### WHAT THIS TASK INVOLVES:
Copy out all lines that carry the word "label".

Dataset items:

-=-=-=-=-

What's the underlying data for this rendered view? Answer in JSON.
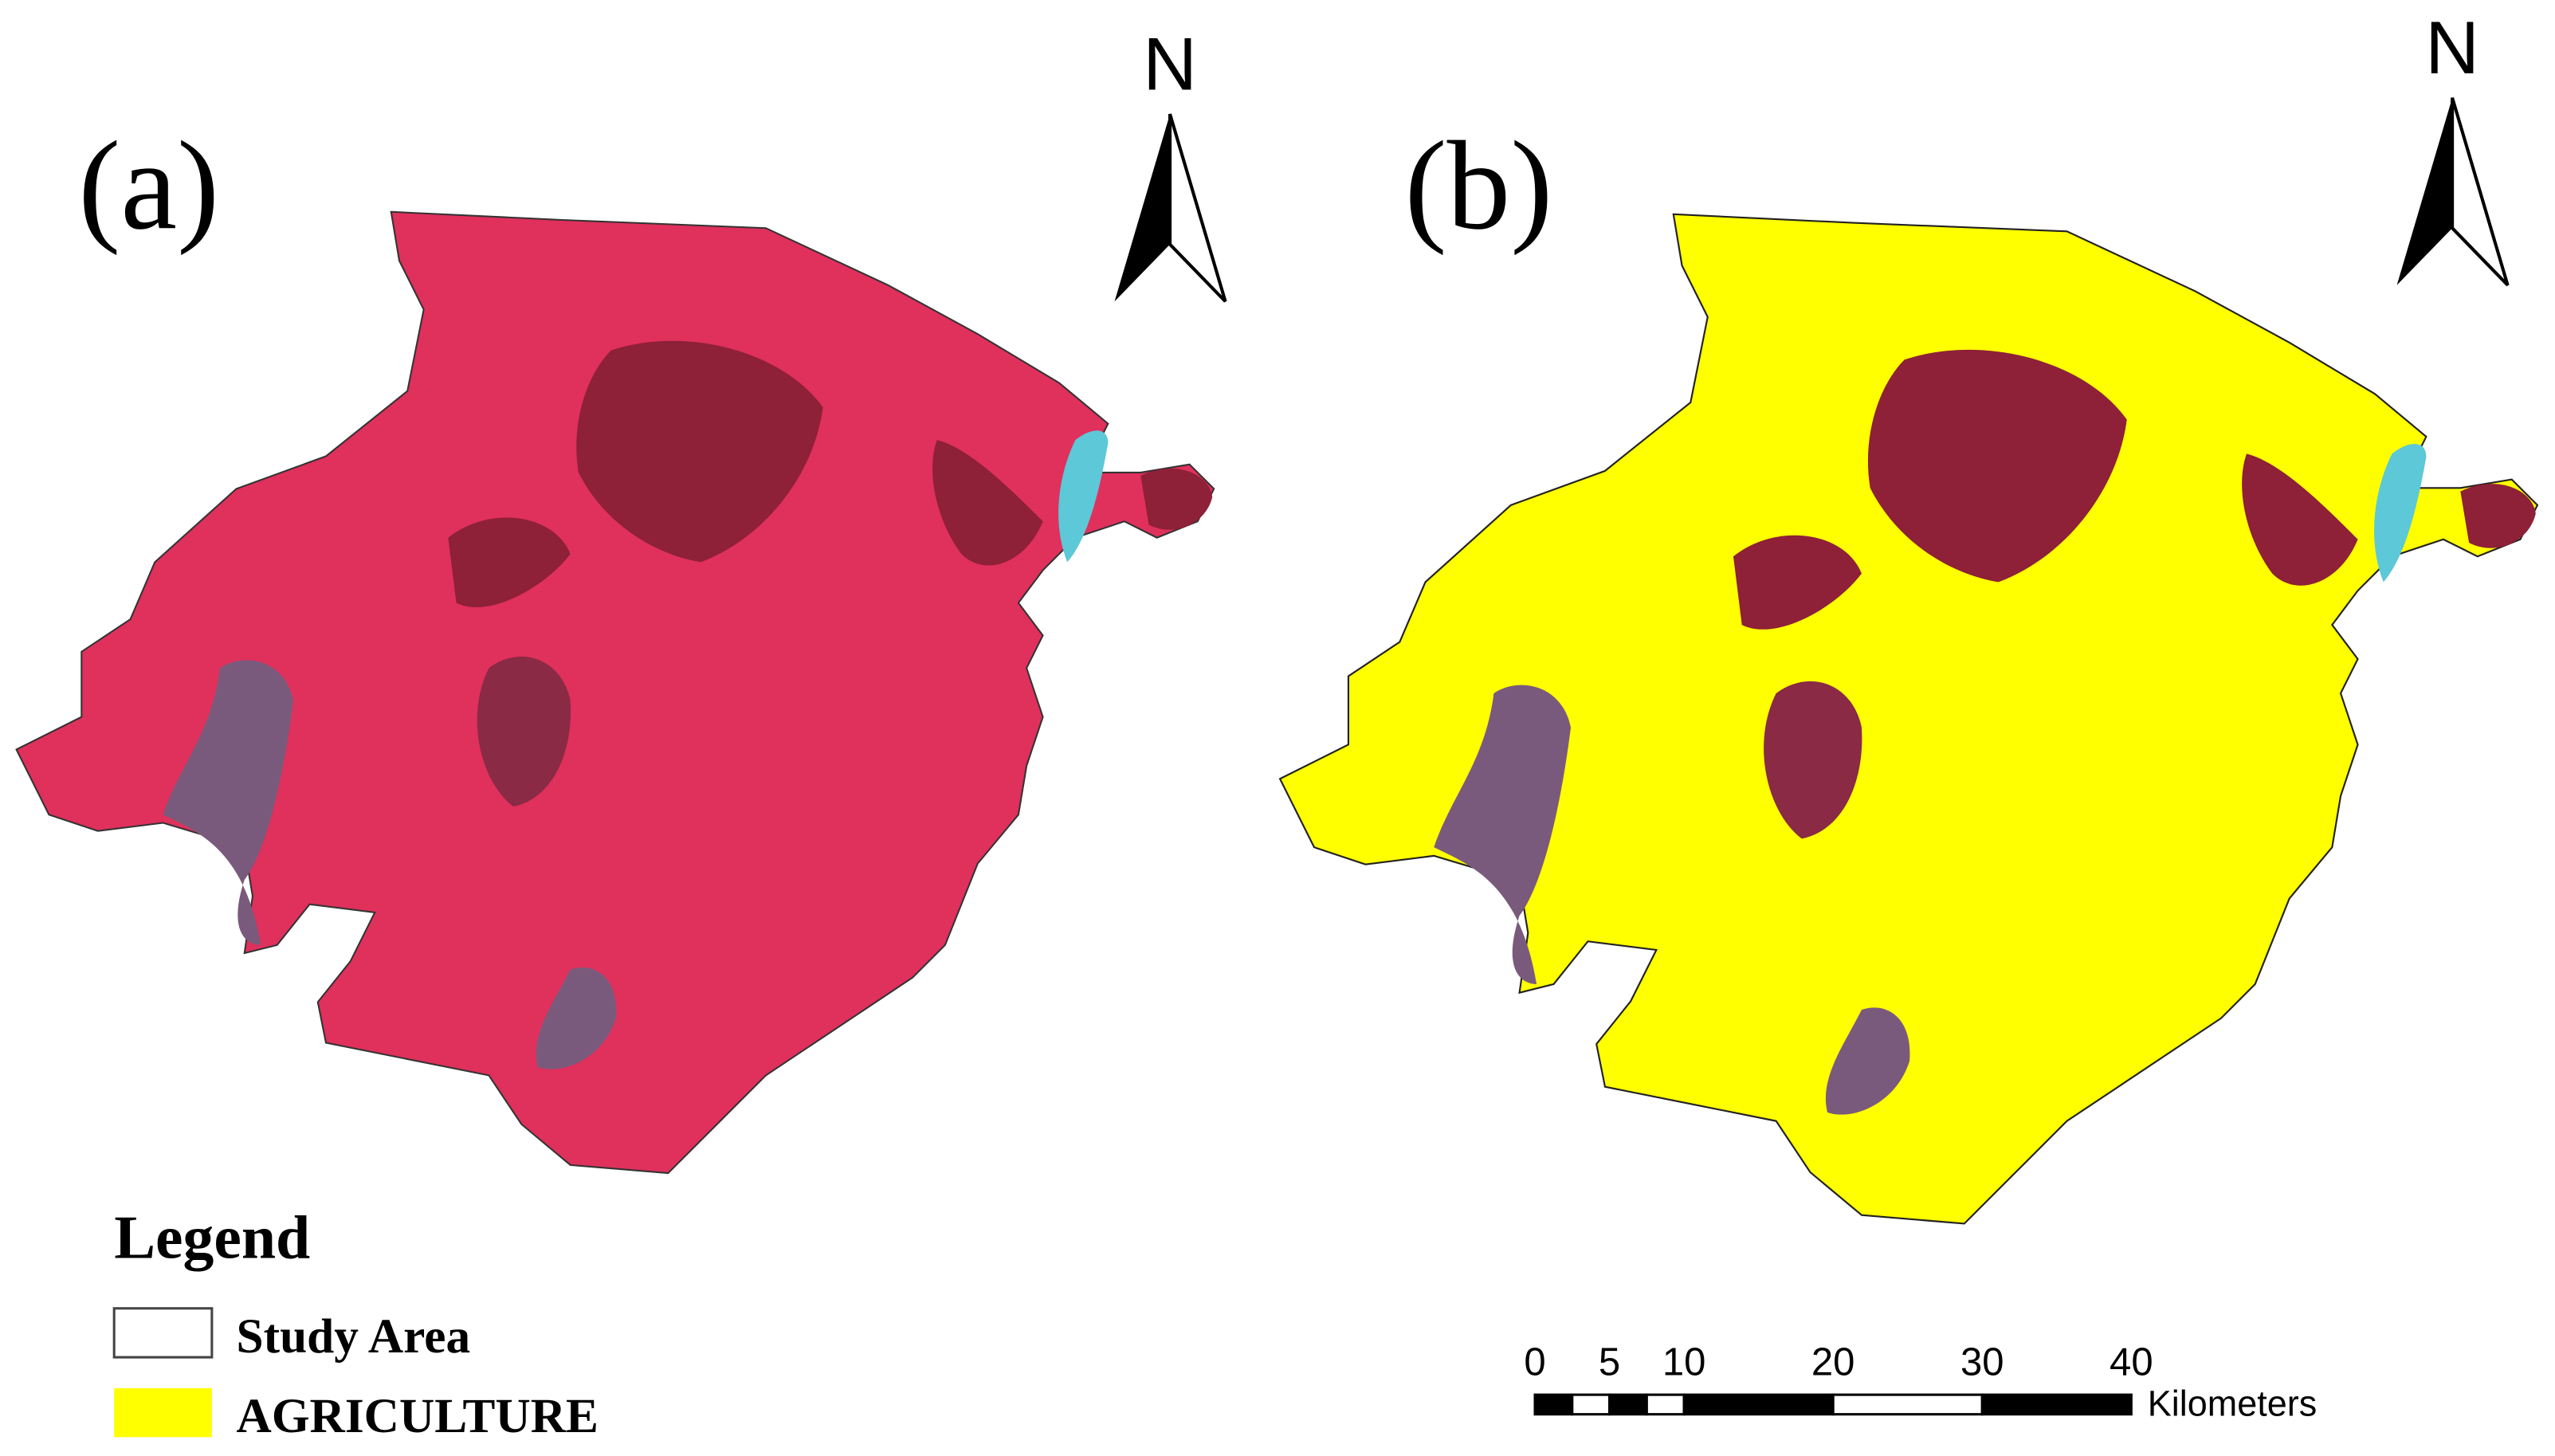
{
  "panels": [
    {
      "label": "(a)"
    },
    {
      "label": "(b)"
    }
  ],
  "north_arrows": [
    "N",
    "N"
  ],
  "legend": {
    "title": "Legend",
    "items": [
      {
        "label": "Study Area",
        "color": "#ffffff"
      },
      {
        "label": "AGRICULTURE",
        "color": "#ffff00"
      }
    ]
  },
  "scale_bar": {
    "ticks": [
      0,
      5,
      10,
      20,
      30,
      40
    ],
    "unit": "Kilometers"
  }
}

-=-=-=-=-

### ANSWER BELOW:
      "label": "(a)"
      "label": "(b)"
        "label": "Study Area",
        "label": "AGRICULTURE",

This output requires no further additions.